▸ **Your objective**: Determine how many lines of the material hold the string "heading" and reply with only that number.

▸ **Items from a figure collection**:
# # #
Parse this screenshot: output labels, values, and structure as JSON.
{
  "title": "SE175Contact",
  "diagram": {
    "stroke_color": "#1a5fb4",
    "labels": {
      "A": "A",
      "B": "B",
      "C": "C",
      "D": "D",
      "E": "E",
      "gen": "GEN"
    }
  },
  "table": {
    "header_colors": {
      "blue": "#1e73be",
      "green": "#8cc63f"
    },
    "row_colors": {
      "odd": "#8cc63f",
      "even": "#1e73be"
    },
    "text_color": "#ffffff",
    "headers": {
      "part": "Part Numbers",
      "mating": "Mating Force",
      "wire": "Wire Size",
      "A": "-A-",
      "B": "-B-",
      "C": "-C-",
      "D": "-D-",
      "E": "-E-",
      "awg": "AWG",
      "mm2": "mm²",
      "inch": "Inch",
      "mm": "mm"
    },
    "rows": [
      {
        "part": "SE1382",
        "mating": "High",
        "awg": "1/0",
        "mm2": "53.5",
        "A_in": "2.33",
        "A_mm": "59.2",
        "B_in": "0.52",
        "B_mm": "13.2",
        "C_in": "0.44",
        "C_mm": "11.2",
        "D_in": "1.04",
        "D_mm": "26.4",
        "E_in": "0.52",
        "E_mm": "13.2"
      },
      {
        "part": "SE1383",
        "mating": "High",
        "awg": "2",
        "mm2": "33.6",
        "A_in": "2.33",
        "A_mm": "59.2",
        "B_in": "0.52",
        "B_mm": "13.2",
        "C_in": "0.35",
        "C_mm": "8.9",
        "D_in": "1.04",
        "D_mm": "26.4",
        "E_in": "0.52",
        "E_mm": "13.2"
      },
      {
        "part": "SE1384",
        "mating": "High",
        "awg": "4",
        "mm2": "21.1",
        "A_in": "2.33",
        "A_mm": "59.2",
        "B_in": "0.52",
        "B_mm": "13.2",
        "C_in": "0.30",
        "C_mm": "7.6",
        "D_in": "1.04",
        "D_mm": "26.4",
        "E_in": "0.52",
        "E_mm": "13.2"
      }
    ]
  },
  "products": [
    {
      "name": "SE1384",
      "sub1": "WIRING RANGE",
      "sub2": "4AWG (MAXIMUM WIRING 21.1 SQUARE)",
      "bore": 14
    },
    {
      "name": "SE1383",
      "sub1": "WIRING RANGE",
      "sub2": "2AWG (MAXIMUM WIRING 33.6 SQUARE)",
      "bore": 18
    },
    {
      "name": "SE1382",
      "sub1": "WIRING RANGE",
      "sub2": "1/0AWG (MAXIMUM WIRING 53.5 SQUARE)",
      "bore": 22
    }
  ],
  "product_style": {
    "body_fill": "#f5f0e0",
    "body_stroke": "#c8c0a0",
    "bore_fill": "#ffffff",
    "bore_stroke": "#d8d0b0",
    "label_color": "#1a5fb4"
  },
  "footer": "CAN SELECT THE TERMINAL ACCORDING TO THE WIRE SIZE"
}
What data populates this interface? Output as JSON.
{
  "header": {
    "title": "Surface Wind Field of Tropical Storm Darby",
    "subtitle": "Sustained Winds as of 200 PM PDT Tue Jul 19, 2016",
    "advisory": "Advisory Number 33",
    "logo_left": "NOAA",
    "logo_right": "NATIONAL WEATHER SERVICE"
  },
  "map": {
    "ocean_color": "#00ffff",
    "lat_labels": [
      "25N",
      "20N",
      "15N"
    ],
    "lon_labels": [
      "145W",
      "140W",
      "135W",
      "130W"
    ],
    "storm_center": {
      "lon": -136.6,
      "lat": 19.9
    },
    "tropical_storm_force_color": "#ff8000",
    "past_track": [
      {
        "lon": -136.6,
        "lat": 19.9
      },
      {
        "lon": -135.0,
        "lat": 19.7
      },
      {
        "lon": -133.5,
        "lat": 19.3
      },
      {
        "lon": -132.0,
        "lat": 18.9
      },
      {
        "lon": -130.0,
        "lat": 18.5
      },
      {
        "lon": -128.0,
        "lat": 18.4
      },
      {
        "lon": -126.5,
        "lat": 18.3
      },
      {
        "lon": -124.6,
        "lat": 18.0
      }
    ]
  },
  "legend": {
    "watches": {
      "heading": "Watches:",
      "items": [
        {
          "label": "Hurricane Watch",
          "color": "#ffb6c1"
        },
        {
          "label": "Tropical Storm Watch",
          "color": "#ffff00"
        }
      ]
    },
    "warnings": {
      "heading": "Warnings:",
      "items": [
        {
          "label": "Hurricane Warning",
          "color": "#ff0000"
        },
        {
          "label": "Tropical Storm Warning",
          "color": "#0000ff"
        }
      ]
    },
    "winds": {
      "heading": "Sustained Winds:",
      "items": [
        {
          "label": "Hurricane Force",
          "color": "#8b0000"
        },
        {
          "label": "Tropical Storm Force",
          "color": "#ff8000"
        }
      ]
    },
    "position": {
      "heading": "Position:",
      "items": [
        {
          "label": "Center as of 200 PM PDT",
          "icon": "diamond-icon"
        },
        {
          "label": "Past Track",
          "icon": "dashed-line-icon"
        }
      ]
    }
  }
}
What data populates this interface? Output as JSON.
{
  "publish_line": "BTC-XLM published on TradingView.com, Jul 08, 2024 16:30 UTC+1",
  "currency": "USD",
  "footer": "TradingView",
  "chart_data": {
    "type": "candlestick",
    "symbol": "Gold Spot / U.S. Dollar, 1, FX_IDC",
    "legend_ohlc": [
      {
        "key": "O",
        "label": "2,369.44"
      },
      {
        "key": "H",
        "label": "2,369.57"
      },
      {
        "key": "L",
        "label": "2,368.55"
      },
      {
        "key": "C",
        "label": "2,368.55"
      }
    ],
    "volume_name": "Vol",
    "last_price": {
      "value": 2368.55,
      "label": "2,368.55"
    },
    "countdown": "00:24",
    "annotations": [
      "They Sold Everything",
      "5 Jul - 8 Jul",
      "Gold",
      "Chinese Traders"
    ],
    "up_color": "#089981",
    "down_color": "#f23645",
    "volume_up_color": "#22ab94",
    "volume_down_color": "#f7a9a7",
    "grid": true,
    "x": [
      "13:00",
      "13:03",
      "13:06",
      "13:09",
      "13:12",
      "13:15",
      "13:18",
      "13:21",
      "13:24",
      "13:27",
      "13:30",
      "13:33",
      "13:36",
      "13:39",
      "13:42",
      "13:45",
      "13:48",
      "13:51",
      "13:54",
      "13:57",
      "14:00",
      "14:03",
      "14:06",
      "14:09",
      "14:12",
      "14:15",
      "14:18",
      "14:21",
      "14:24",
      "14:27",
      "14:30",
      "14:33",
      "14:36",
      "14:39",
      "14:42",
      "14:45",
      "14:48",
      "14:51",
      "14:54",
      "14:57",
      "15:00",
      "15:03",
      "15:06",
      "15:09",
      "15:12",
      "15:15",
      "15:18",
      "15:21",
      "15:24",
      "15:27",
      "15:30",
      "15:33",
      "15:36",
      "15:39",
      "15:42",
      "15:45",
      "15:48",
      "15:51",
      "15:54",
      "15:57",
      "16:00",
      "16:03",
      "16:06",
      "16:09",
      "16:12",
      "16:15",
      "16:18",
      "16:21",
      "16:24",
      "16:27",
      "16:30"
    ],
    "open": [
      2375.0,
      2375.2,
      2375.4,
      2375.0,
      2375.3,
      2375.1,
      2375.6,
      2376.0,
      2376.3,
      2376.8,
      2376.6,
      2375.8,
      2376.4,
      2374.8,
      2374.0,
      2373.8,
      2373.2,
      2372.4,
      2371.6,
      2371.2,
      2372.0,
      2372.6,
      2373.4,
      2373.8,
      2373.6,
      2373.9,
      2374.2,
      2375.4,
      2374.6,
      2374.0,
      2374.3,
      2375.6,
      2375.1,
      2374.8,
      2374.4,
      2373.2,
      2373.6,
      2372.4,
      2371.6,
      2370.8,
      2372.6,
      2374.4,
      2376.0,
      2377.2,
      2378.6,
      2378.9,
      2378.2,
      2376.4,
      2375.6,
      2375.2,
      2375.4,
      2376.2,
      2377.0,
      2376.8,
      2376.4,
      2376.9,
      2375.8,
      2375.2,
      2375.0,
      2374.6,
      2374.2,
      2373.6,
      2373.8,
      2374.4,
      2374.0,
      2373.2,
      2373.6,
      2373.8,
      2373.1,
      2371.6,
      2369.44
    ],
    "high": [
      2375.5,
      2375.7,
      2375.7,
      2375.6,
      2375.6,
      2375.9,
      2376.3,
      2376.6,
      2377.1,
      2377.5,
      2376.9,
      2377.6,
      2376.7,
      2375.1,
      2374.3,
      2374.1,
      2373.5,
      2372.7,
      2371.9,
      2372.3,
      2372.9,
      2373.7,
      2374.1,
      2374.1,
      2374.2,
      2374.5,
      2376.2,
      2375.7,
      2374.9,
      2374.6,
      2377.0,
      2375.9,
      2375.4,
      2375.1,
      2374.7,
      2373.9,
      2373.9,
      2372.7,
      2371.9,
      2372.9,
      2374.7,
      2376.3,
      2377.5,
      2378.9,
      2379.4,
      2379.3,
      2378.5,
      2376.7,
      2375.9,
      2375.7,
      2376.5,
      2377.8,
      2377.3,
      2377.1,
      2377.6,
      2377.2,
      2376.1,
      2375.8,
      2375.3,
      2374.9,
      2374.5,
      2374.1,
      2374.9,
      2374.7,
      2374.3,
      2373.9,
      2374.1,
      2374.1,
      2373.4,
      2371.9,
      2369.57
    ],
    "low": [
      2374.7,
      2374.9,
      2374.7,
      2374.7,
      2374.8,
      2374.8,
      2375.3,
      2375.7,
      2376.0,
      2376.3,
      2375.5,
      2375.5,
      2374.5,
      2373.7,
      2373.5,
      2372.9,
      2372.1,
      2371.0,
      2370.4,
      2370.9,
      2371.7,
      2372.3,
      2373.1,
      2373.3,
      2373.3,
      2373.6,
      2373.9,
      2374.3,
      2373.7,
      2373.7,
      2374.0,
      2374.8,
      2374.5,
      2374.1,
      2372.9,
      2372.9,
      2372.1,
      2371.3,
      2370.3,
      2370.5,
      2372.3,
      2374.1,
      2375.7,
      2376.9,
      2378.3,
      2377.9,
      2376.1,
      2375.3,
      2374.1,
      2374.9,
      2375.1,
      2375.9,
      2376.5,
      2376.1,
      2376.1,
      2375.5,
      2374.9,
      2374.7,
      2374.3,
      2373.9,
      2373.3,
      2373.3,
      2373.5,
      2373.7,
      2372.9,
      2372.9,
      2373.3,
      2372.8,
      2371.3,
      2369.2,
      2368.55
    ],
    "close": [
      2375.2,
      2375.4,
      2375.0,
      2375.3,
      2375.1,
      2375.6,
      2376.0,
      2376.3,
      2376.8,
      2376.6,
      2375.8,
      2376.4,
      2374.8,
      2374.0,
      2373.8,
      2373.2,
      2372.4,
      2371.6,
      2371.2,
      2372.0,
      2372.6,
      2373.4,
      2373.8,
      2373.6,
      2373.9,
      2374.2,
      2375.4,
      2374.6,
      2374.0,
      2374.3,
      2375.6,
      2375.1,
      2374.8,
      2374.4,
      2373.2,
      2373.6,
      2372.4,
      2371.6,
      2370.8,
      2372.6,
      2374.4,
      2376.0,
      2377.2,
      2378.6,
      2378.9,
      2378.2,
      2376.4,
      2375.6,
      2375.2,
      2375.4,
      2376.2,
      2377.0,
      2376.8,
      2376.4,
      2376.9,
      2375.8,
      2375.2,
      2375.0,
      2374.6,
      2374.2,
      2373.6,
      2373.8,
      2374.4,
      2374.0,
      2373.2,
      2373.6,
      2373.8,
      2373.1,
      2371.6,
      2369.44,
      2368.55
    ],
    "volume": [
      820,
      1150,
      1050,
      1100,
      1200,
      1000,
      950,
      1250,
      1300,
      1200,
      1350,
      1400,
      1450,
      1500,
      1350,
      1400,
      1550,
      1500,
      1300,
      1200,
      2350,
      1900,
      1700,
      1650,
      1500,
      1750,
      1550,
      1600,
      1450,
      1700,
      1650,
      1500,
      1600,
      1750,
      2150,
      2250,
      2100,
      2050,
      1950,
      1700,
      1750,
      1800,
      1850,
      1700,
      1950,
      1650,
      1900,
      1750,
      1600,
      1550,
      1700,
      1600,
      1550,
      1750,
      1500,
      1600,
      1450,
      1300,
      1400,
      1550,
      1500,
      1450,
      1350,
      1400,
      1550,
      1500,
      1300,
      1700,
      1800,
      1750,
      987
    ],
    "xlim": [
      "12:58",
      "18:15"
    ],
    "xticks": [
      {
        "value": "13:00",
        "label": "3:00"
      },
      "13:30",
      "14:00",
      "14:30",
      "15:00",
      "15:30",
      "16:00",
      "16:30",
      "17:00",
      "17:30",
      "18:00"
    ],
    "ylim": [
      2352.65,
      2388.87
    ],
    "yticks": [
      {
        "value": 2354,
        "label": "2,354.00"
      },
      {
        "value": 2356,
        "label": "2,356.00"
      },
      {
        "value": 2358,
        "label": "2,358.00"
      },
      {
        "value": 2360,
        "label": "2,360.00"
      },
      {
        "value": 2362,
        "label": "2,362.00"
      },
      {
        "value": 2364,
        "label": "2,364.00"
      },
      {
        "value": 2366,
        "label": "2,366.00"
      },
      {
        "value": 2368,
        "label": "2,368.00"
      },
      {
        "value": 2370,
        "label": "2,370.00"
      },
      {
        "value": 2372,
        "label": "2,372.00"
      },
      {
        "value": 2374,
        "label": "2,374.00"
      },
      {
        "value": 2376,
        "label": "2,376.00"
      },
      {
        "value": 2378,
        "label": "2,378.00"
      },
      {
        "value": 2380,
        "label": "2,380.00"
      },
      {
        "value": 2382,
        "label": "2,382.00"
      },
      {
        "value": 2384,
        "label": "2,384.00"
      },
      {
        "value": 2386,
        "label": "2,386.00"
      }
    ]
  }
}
# # #
▸ **Written solution**: 4